PROBLEM STATEMENT = Reproduce all of the data exactly, with no line skipped.

--- START ---

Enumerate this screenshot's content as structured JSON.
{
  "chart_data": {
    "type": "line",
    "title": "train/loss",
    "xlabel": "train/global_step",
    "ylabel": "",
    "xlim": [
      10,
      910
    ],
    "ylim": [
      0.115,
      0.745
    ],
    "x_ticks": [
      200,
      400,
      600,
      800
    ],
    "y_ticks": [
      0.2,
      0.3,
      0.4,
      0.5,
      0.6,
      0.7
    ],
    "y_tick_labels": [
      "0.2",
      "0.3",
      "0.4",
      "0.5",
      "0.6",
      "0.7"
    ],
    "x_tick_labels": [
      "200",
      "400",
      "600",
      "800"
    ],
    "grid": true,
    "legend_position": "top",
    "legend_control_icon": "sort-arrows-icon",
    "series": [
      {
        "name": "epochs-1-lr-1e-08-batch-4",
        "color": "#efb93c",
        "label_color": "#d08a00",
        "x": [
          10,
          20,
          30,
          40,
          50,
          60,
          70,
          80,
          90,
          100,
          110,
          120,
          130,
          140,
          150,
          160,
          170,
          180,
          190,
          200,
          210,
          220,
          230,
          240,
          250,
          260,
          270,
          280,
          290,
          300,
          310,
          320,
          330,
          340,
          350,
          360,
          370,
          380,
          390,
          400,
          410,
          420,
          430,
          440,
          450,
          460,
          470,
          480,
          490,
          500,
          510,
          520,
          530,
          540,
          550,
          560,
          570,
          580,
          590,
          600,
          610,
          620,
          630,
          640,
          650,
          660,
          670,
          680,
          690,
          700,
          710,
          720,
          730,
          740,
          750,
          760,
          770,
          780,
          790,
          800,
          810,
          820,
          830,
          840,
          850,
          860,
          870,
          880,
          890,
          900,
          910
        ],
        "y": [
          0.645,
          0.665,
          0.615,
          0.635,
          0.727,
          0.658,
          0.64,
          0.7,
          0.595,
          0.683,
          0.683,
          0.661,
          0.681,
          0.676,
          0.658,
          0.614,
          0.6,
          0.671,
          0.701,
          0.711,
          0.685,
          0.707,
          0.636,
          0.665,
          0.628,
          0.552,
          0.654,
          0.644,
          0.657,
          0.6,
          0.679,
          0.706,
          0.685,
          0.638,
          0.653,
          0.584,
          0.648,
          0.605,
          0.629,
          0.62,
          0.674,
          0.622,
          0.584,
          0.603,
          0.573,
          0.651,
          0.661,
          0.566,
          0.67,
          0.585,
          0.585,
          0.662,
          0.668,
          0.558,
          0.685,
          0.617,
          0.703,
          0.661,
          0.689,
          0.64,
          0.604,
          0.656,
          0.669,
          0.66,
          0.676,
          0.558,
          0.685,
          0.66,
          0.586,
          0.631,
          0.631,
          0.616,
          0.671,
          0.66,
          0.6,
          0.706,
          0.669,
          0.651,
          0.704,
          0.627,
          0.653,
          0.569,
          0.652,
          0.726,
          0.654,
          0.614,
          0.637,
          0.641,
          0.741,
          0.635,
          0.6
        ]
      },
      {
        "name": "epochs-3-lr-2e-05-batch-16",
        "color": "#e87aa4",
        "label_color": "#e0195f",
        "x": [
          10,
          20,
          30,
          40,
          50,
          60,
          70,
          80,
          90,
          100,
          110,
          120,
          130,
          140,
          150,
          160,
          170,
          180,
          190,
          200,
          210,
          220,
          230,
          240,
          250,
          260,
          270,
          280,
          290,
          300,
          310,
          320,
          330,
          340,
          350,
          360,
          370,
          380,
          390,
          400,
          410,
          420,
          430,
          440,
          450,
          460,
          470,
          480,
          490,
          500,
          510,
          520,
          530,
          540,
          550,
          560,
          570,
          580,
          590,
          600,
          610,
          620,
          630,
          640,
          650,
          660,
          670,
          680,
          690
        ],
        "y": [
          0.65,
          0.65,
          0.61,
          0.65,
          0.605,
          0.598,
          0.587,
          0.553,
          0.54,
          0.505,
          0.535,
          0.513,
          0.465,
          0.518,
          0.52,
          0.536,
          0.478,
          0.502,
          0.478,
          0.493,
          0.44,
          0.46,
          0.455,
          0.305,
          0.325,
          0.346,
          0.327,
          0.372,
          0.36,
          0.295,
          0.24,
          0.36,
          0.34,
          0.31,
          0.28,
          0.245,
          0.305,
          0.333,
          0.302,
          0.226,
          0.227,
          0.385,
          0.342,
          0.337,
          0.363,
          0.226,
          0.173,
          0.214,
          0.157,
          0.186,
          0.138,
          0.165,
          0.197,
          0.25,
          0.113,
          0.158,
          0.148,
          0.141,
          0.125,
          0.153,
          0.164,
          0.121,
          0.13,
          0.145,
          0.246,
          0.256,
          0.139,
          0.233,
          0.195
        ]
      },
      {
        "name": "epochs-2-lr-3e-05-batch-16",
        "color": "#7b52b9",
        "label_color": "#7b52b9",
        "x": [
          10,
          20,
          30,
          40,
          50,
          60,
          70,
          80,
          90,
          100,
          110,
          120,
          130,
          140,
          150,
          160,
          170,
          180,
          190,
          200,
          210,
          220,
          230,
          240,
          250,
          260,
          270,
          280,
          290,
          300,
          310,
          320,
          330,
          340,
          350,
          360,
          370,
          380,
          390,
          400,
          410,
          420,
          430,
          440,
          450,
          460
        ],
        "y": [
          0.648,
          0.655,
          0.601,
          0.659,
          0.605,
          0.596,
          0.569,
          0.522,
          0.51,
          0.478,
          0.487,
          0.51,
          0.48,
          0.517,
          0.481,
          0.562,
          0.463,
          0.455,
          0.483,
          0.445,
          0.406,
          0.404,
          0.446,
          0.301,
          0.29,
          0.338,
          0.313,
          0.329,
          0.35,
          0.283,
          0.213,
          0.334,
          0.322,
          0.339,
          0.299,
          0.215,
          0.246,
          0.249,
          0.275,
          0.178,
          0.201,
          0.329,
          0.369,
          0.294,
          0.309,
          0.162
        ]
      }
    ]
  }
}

--- END ---

SOLUTION FOR THIS TASK =
Enumerate this screenshot's content as structured JSON.
{
  "chart_data": {
    "type": "line",
    "title": "train/loss",
    "xlabel": "train/global_step",
    "ylabel": "",
    "xlim": [
      10,
      910
    ],
    "ylim": [
      0.115,
      0.745
    ],
    "x_ticks": [
      200,
      400,
      600,
      800
    ],
    "y_ticks": [
      0.2,
      0.3,
      0.4,
      0.5,
      0.6,
      0.7
    ],
    "y_tick_labels": [
      "0.2",
      "0.3",
      "0.4",
      "0.5",
      "0.6",
      "0.7"
    ],
    "x_tick_labels": [
      "200",
      "400",
      "600",
      "800"
    ],
    "grid": true,
    "legend_position": "top",
    "legend_control_icon": "sort-arrows-icon",
    "series": [
      {
        "name": "epochs-1-lr-1e-08-batch-4",
        "color": "#efb93c",
        "label_color": "#d08a00",
        "x": [
          10,
          20,
          30,
          40,
          50,
          60,
          70,
          80,
          90,
          100,
          110,
          120,
          130,
          140,
          150,
          160,
          170,
          180,
          190,
          200,
          210,
          220,
          230,
          240,
          250,
          260,
          270,
          280,
          290,
          300,
          310,
          320,
          330,
          340,
          350,
          360,
          370,
          380,
          390,
          400,
          410,
          420,
          430,
          440,
          450,
          460,
          470,
          480,
          490,
          500,
          510,
          520,
          530,
          540,
          550,
          560,
          570,
          580,
          590,
          600,
          610,
          620,
          630,
          640,
          650,
          660,
          670,
          680,
          690,
          700,
          710,
          720,
          730,
          740,
          750,
          760,
          770,
          780,
          790,
          800,
          810,
          820,
          830,
          840,
          850,
          860,
          870,
          880,
          890,
          900,
          910
        ],
        "y": [
          0.645,
          0.665,
          0.615,
          0.635,
          0.727,
          0.658,
          0.64,
          0.7,
          0.595,
          0.683,
          0.683,
          0.661,
          0.681,
          0.676,
          0.658,
          0.614,
          0.6,
          0.671,
          0.701,
          0.711,
          0.685,
          0.707,
          0.636,
          0.665,
          0.628,
          0.552,
          0.654,
          0.644,
          0.657,
          0.6,
          0.679,
          0.706,
          0.685,
          0.638,
          0.653,
          0.584,
          0.648,
          0.605,
          0.629,
          0.62,
          0.674,
          0.622,
          0.584,
          0.603,
          0.573,
          0.651,
          0.661,
          0.566,
          0.67,
          0.585,
          0.585,
          0.662,
          0.668,
          0.558,
          0.685,
          0.617,
          0.703,
          0.661,
          0.689,
          0.64,
          0.604,
          0.656,
          0.669,
          0.66,
          0.676,
          0.558,
          0.685,
          0.66,
          0.586,
          0.631,
          0.631,
          0.616,
          0.671,
          0.66,
          0.6,
          0.706,
          0.669,
          0.651,
          0.704,
          0.627,
          0.653,
          0.569,
          0.652,
          0.726,
          0.654,
          0.614,
          0.637,
          0.641,
          0.741,
          0.635,
          0.6
        ]
      },
      {
        "name": "epochs-3-lr-2e-05-batch-16",
        "color": "#e87aa4",
        "label_color": "#e0195f",
        "x": [
          10,
          20,
          30,
          40,
          50,
          60,
          70,
          80,
          90,
          100,
          110,
          120,
          130,
          140,
          150,
          160,
          170,
          180,
          190,
          200,
          210,
          220,
          230,
          240,
          250,
          260,
          270,
          280,
          290,
          300,
          310,
          320,
          330,
          340,
          350,
          360,
          370,
          380,
          390,
          400,
          410,
          420,
          430,
          440,
          450,
          460,
          470,
          480,
          490,
          500,
          510,
          520,
          530,
          540,
          550,
          560,
          570,
          580,
          590,
          600,
          610,
          620,
          630,
          640,
          650,
          660,
          670,
          680,
          690
        ],
        "y": [
          0.65,
          0.65,
          0.61,
          0.65,
          0.605,
          0.598,
          0.587,
          0.553,
          0.54,
          0.505,
          0.535,
          0.513,
          0.465,
          0.518,
          0.52,
          0.536,
          0.478,
          0.502,
          0.478,
          0.493,
          0.44,
          0.46,
          0.455,
          0.305,
          0.325,
          0.346,
          0.327,
          0.372,
          0.36,
          0.295,
          0.24,
          0.36,
          0.34,
          0.31,
          0.28,
          0.245,
          0.305,
          0.333,
          0.302,
          0.226,
          0.227,
          0.385,
          0.342,
          0.337,
          0.363,
          0.226,
          0.173,
          0.214,
          0.157,
          0.186,
          0.138,
          0.165,
          0.197,
          0.25,
          0.113,
          0.158,
          0.148,
          0.141,
          0.125,
          0.153,
          0.164,
          0.121,
          0.13,
          0.145,
          0.246,
          0.256,
          0.139,
          0.233,
          0.195
        ]
      },
      {
        "name": "epochs-2-lr-3e-05-batch-16",
        "color": "#7b52b9",
        "label_color": "#7b52b9",
        "x": [
          10,
          20,
          30,
          40,
          50,
          60,
          70,
          80,
          90,
          100,
          110,
          120,
          130,
          140,
          150,
          160,
          170,
          180,
          190,
          200,
          210,
          220,
          230,
          240,
          250,
          260,
          270,
          280,
          290,
          300,
          310,
          320,
          330,
          340,
          350,
          360,
          370,
          380,
          390,
          400,
          410,
          420,
          430,
          440,
          450,
          460
        ],
        "y": [
          0.648,
          0.655,
          0.601,
          0.659,
          0.605,
          0.596,
          0.569,
          0.522,
          0.51,
          0.478,
          0.487,
          0.51,
          0.48,
          0.517,
          0.481,
          0.562,
          0.463,
          0.455,
          0.483,
          0.445,
          0.406,
          0.404,
          0.446,
          0.301,
          0.29,
          0.338,
          0.313,
          0.329,
          0.35,
          0.283,
          0.213,
          0.334,
          0.322,
          0.339,
          0.299,
          0.215,
          0.246,
          0.249,
          0.275,
          0.178,
          0.201,
          0.329,
          0.369,
          0.294,
          0.309,
          0.162
        ]
      }
    ]
  }
}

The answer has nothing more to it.